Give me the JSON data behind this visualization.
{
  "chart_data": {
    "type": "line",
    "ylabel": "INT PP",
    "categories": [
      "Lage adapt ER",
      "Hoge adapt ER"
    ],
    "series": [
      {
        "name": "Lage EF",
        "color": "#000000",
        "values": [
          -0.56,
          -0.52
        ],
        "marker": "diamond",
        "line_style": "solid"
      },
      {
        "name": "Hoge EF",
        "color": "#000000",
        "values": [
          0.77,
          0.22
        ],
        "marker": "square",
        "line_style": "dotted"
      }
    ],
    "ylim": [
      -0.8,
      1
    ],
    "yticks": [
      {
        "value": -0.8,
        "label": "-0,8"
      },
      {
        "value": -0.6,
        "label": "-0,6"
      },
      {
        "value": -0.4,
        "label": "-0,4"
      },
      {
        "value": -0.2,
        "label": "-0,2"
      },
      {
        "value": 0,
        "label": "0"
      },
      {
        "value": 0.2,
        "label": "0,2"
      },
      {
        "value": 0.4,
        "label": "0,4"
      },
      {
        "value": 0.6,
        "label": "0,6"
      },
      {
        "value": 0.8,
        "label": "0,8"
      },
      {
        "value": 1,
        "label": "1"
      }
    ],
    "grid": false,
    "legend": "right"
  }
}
▬▬▬▬▬▬▬▬▬▬
Problem — Set every line of the listing down word for word.

Response for this exercise —
Give me the JSON data behind this visualization.
{
  "chart_data": {
    "type": "line",
    "ylabel": "INT PP",
    "categories": [
      "Lage adapt ER",
      "Hoge adapt ER"
    ],
    "series": [
      {
        "name": "Lage EF",
        "color": "#000000",
        "values": [
          -0.56,
          -0.52
        ],
        "marker": "diamond",
        "line_style": "solid"
      },
      {
        "name": "Hoge EF",
        "color": "#000000",
        "values": [
          0.77,
          0.22
        ],
        "marker": "square",
        "line_style": "dotted"
      }
    ],
    "ylim": [
      -0.8,
      1
    ],
    "yticks": [
      {
        "value": -0.8,
        "label": "-0,8"
      },
      {
        "value": -0.6,
        "label": "-0,6"
      },
      {
        "value": -0.4,
        "label": "-0,4"
      },
      {
        "value": -0.2,
        "label": "-0,2"
      },
      {
        "value": 0,
        "label": "0"
      },
      {
        "value": 0.2,
        "label": "0,2"
      },
      {
        "value": 0.4,
        "label": "0,4"
      },
      {
        "value": 0.6,
        "label": "0,6"
      },
      {
        "value": 0.8,
        "label": "0,8"
      },
      {
        "value": 1,
        "label": "1"
      }
    ],
    "grid": false,
    "legend": "right"
  }
}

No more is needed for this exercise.